[BEGIN DATASET ROWS]

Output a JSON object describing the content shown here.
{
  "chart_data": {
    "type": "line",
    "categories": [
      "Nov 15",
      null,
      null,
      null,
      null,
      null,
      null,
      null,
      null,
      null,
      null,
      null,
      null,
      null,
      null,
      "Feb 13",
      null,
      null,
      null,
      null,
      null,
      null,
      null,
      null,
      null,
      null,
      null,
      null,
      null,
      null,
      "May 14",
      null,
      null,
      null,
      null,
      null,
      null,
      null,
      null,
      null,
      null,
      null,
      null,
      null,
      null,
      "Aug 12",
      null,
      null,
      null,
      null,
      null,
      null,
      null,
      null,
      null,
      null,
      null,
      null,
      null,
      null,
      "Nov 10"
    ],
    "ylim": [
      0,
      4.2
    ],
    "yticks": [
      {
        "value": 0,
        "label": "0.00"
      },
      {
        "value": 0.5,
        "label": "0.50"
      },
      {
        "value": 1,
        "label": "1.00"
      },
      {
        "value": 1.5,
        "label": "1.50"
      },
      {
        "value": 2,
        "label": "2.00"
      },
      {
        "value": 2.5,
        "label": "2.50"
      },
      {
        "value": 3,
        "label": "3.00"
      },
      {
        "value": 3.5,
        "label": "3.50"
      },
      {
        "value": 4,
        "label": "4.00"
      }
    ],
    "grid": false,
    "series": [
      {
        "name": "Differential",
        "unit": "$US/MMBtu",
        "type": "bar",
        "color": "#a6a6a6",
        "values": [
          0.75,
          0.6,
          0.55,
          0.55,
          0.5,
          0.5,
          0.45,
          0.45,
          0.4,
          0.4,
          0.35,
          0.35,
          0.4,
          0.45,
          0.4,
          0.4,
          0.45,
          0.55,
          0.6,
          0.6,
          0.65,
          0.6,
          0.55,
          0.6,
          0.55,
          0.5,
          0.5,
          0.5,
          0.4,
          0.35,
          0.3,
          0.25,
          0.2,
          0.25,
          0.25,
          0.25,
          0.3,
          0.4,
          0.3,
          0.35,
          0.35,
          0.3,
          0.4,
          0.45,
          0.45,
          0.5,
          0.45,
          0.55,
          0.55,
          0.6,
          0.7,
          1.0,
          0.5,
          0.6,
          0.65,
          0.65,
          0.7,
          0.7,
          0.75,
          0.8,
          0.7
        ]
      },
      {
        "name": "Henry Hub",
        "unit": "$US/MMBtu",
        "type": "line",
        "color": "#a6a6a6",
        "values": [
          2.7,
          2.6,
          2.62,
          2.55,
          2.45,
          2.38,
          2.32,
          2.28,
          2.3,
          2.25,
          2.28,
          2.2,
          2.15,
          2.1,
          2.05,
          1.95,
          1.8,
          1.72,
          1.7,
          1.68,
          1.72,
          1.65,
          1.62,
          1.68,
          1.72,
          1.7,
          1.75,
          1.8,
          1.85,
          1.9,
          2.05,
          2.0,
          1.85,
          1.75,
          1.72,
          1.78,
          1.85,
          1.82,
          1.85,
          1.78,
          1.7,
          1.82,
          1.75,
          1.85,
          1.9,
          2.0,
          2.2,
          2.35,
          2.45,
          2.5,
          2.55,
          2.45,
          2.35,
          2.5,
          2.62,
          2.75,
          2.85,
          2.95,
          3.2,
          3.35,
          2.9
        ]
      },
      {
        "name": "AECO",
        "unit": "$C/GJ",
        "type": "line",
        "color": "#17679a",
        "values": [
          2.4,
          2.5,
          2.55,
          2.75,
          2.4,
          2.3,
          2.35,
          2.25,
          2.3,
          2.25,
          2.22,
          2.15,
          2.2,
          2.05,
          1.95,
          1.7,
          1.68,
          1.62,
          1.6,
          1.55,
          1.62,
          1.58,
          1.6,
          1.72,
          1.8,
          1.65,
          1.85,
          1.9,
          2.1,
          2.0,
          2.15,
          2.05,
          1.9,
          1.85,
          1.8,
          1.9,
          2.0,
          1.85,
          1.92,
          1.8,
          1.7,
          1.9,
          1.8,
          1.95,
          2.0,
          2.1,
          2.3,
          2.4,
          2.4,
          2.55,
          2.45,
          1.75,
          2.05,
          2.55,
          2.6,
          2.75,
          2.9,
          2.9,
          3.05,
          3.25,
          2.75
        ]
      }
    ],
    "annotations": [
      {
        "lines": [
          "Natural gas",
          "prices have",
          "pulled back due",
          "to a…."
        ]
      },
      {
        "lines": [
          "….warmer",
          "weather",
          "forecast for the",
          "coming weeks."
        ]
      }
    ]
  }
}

[END DATASET ROWS]

REQUEST
Say how many lines above hold the word "label", giving only the count.

TASK RESULT
9